▶ _Task to complete_: Leave the pictures out and print every record below exactly as it stands.

▶ _Materials provided_:
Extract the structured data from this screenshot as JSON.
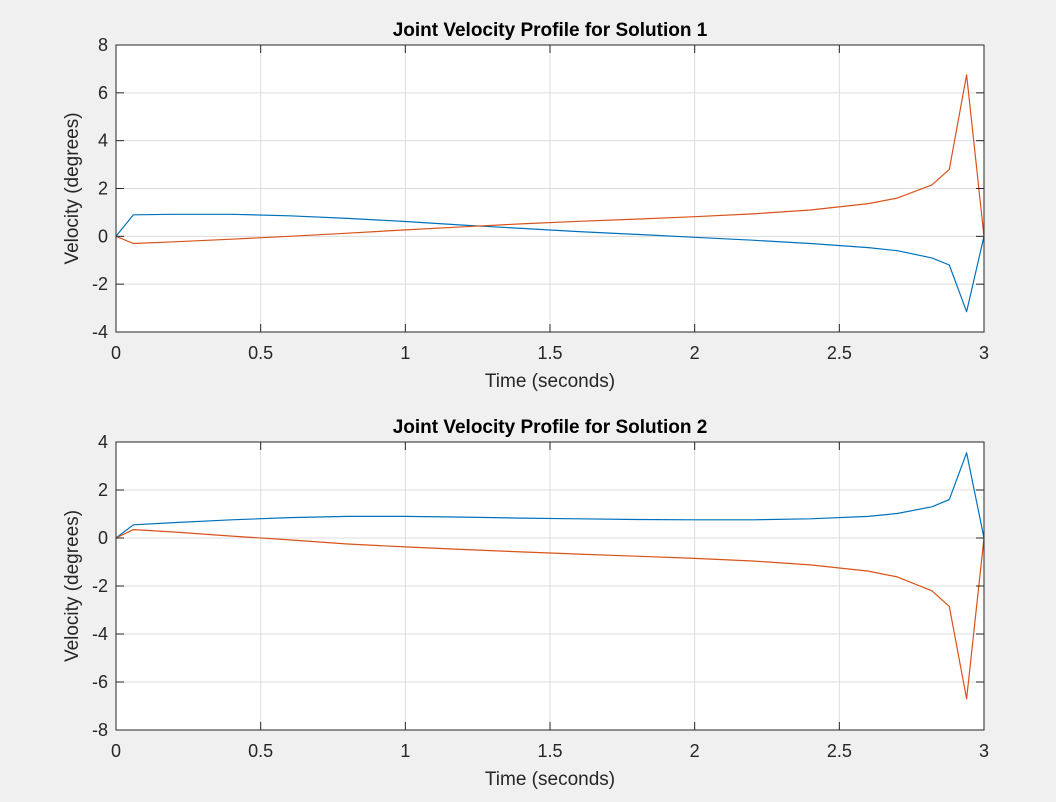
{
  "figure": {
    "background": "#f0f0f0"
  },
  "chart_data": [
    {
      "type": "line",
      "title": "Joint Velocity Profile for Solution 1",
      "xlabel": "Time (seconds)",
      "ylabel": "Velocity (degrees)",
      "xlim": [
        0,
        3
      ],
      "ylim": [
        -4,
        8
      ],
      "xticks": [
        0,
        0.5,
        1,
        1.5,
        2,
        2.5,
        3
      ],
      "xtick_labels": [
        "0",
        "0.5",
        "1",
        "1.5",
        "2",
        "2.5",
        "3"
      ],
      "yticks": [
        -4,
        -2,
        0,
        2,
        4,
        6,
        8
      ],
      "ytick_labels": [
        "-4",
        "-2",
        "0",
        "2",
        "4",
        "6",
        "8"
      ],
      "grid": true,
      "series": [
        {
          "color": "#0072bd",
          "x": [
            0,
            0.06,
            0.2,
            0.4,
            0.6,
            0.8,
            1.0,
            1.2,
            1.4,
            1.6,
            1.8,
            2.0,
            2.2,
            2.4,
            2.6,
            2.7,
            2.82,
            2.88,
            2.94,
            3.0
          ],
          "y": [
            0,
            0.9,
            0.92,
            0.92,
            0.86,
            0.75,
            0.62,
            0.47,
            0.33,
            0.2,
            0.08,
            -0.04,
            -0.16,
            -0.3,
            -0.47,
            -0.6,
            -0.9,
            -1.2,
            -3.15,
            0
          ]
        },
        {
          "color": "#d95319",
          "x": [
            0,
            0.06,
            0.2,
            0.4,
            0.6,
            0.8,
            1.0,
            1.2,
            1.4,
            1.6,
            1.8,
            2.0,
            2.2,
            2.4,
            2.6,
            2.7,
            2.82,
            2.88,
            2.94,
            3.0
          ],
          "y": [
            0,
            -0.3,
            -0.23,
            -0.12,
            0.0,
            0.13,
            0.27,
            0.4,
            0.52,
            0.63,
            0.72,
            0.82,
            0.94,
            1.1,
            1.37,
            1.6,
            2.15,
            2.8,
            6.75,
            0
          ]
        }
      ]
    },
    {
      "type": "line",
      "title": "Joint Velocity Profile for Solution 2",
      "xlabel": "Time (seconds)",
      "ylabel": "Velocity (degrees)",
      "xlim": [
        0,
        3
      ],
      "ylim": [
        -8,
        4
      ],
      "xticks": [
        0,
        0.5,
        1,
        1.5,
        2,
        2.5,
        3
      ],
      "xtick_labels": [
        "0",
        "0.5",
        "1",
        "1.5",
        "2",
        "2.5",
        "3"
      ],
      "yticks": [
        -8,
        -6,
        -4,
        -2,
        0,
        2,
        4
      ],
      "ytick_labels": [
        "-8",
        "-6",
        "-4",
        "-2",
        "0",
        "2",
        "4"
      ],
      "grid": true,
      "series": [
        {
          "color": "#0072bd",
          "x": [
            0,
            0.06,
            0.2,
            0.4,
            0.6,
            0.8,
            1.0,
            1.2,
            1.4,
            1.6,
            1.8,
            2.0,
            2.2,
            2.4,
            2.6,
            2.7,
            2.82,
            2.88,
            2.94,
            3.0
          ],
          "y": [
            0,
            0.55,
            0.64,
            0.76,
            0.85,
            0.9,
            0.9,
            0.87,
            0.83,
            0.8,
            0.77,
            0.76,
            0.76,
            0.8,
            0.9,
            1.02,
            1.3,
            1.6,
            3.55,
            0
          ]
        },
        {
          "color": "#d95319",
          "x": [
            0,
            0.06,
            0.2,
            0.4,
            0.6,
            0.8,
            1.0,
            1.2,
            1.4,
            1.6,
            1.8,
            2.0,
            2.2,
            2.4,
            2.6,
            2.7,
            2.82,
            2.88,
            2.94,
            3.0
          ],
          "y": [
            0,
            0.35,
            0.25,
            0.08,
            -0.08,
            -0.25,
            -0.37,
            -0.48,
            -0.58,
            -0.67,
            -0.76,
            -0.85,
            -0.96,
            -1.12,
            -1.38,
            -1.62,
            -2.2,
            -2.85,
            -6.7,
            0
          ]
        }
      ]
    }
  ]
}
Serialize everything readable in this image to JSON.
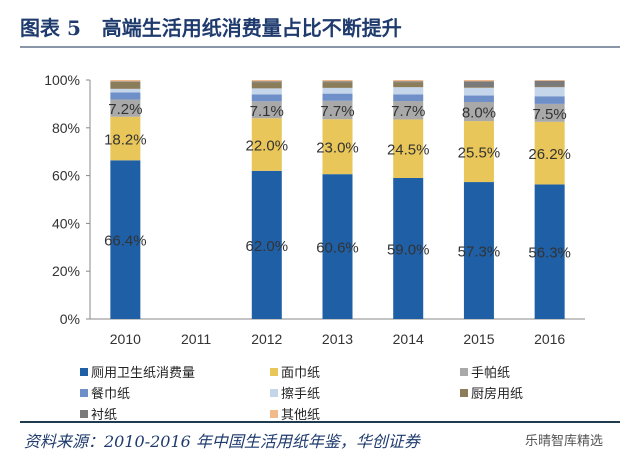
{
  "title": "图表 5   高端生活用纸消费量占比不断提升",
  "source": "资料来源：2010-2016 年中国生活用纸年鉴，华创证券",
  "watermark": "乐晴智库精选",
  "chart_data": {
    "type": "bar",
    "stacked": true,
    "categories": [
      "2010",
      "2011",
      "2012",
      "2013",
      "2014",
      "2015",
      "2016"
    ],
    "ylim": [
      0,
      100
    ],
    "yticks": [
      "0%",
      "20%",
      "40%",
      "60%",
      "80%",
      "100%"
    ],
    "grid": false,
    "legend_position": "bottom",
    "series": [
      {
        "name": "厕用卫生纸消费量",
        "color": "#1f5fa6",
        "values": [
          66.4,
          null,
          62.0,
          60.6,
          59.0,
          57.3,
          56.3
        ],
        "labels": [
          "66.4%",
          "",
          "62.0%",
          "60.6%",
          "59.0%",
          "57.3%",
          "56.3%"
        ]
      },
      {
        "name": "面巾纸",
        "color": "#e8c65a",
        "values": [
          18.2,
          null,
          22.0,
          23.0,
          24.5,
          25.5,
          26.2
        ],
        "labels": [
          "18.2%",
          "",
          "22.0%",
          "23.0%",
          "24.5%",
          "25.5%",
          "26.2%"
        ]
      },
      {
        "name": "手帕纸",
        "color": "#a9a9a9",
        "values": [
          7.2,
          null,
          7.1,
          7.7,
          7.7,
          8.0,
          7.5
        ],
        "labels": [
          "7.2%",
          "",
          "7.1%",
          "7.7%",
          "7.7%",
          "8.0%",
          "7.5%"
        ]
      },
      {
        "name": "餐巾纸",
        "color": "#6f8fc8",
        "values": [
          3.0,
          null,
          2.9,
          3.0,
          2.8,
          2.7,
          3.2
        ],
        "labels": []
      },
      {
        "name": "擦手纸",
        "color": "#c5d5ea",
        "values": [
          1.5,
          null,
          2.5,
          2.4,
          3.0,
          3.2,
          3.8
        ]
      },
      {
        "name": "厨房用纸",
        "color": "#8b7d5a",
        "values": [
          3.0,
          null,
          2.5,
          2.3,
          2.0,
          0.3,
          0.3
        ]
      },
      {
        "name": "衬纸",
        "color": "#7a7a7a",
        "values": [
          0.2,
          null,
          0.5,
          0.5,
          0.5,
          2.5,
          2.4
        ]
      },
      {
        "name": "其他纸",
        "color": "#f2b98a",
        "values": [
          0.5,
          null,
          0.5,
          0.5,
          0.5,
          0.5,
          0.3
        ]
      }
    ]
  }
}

▶ _Finished task_:
Extract the structured data from this screenshot as JSON.
{
  "figure": {
    "background": "#f0f0f0"
  },
  "chart_data": [
    {
      "type": "line",
      "title": "Joint Velocity Profile for Solution 1",
      "xlabel": "Time (seconds)",
      "ylabel": "Velocity (degrees)",
      "xlim": [
        0,
        3
      ],
      "ylim": [
        -4,
        8
      ],
      "xticks": [
        0,
        0.5,
        1,
        1.5,
        2,
        2.5,
        3
      ],
      "xtick_labels": [
        "0",
        "0.5",
        "1",
        "1.5",
        "2",
        "2.5",
        "3"
      ],
      "yticks": [
        -4,
        -2,
        0,
        2,
        4,
        6,
        8
      ],
      "ytick_labels": [
        "-4",
        "-2",
        "0",
        "2",
        "4",
        "6",
        "8"
      ],
      "grid": true,
      "series": [
        {
          "color": "#0072bd",
          "x": [
            0,
            0.06,
            0.2,
            0.4,
            0.6,
            0.8,
            1.0,
            1.2,
            1.4,
            1.6,
            1.8,
            2.0,
            2.2,
            2.4,
            2.6,
            2.7,
            2.82,
            2.88,
            2.94,
            3.0
          ],
          "y": [
            0,
            0.9,
            0.92,
            0.92,
            0.86,
            0.75,
            0.62,
            0.47,
            0.33,
            0.2,
            0.08,
            -0.04,
            -0.16,
            -0.3,
            -0.47,
            -0.6,
            -0.9,
            -1.2,
            -3.15,
            0
          ]
        },
        {
          "color": "#d95319",
          "x": [
            0,
            0.06,
            0.2,
            0.4,
            0.6,
            0.8,
            1.0,
            1.2,
            1.4,
            1.6,
            1.8,
            2.0,
            2.2,
            2.4,
            2.6,
            2.7,
            2.82,
            2.88,
            2.94,
            3.0
          ],
          "y": [
            0,
            -0.3,
            -0.23,
            -0.12,
            0.0,
            0.13,
            0.27,
            0.4,
            0.52,
            0.63,
            0.72,
            0.82,
            0.94,
            1.1,
            1.37,
            1.6,
            2.15,
            2.8,
            6.75,
            0
          ]
        }
      ]
    },
    {
      "type": "line",
      "title": "Joint Velocity Profile for Solution 2",
      "xlabel": "Time (seconds)",
      "ylabel": "Velocity (degrees)",
      "xlim": [
        0,
        3
      ],
      "ylim": [
        -8,
        4
      ],
      "xticks": [
        0,
        0.5,
        1,
        1.5,
        2,
        2.5,
        3
      ],
      "xtick_labels": [
        "0",
        "0.5",
        "1",
        "1.5",
        "2",
        "2.5",
        "3"
      ],
      "yticks": [
        -8,
        -6,
        -4,
        -2,
        0,
        2,
        4
      ],
      "ytick_labels": [
        "-8",
        "-6",
        "-4",
        "-2",
        "0",
        "2",
        "4"
      ],
      "grid": true,
      "series": [
        {
          "color": "#0072bd",
          "x": [
            0,
            0.06,
            0.2,
            0.4,
            0.6,
            0.8,
            1.0,
            1.2,
            1.4,
            1.6,
            1.8,
            2.0,
            2.2,
            2.4,
            2.6,
            2.7,
            2.82,
            2.88,
            2.94,
            3.0
          ],
          "y": [
            0,
            0.55,
            0.64,
            0.76,
            0.85,
            0.9,
            0.9,
            0.87,
            0.83,
            0.8,
            0.77,
            0.76,
            0.76,
            0.8,
            0.9,
            1.02,
            1.3,
            1.6,
            3.55,
            0
          ]
        },
        {
          "color": "#d95319",
          "x": [
            0,
            0.06,
            0.2,
            0.4,
            0.6,
            0.8,
            1.0,
            1.2,
            1.4,
            1.6,
            1.8,
            2.0,
            2.2,
            2.4,
            2.6,
            2.7,
            2.82,
            2.88,
            2.94,
            3.0
          ],
          "y": [
            0,
            0.35,
            0.25,
            0.08,
            -0.08,
            -0.25,
            -0.37,
            -0.48,
            -0.58,
            -0.67,
            -0.76,
            -0.85,
            -0.96,
            -1.12,
            -1.38,
            -1.62,
            -2.2,
            -2.85,
            -6.7,
            0
          ]
        }
      ]
    }
  ]
}
Serialize everything readable in this image to JSON.
{
  "title": "图表 5   高端生活用纸消费量占比不断提升",
  "source": "资料来源：2010-2016 年中国生活用纸年鉴，华创证券",
  "watermark": "乐晴智库精选",
  "chart_data": {
    "type": "bar",
    "stacked": true,
    "categories": [
      "2010",
      "2011",
      "2012",
      "2013",
      "2014",
      "2015",
      "2016"
    ],
    "ylim": [
      0,
      100
    ],
    "yticks": [
      "0%",
      "20%",
      "40%",
      "60%",
      "80%",
      "100%"
    ],
    "grid": false,
    "legend_position": "bottom",
    "series": [
      {
        "name": "厕用卫生纸消费量",
        "color": "#1f5fa6",
        "values": [
          66.4,
          null,
          62.0,
          60.6,
          59.0,
          57.3,
          56.3
        ],
        "labels": [
          "66.4%",
          "",
          "62.0%",
          "60.6%",
          "59.0%",
          "57.3%",
          "56.3%"
        ]
      },
      {
        "name": "面巾纸",
        "color": "#e8c65a",
        "values": [
          18.2,
          null,
          22.0,
          23.0,
          24.5,
          25.5,
          26.2
        ],
        "labels": [
          "18.2%",
          "",
          "22.0%",
          "23.0%",
          "24.5%",
          "25.5%",
          "26.2%"
        ]
      },
      {
        "name": "手帕纸",
        "color": "#a9a9a9",
        "values": [
          7.2,
          null,
          7.1,
          7.7,
          7.7,
          8.0,
          7.5
        ],
        "labels": [
          "7.2%",
          "",
          "7.1%",
          "7.7%",
          "7.7%",
          "8.0%",
          "7.5%"
        ]
      },
      {
        "name": "餐巾纸",
        "color": "#6f8fc8",
        "values": [
          3.0,
          null,
          2.9,
          3.0,
          2.8,
          2.7,
          3.2
        ],
        "labels": []
      },
      {
        "name": "擦手纸",
        "color": "#c5d5ea",
        "values": [
          1.5,
          null,
          2.5,
          2.4,
          3.0,
          3.2,
          3.8
        ]
      },
      {
        "name": "厨房用纸",
        "color": "#8b7d5a",
        "values": [
          3.0,
          null,
          2.5,
          2.3,
          2.0,
          0.3,
          0.3
        ]
      },
      {
        "name": "衬纸",
        "color": "#7a7a7a",
        "values": [
          0.2,
          null,
          0.5,
          0.5,
          0.5,
          2.5,
          2.4
        ]
      },
      {
        "name": "其他纸",
        "color": "#f2b98a",
        "values": [
          0.5,
          null,
          0.5,
          0.5,
          0.5,
          0.5,
          0.3
        ]
      }
    ]
  }
}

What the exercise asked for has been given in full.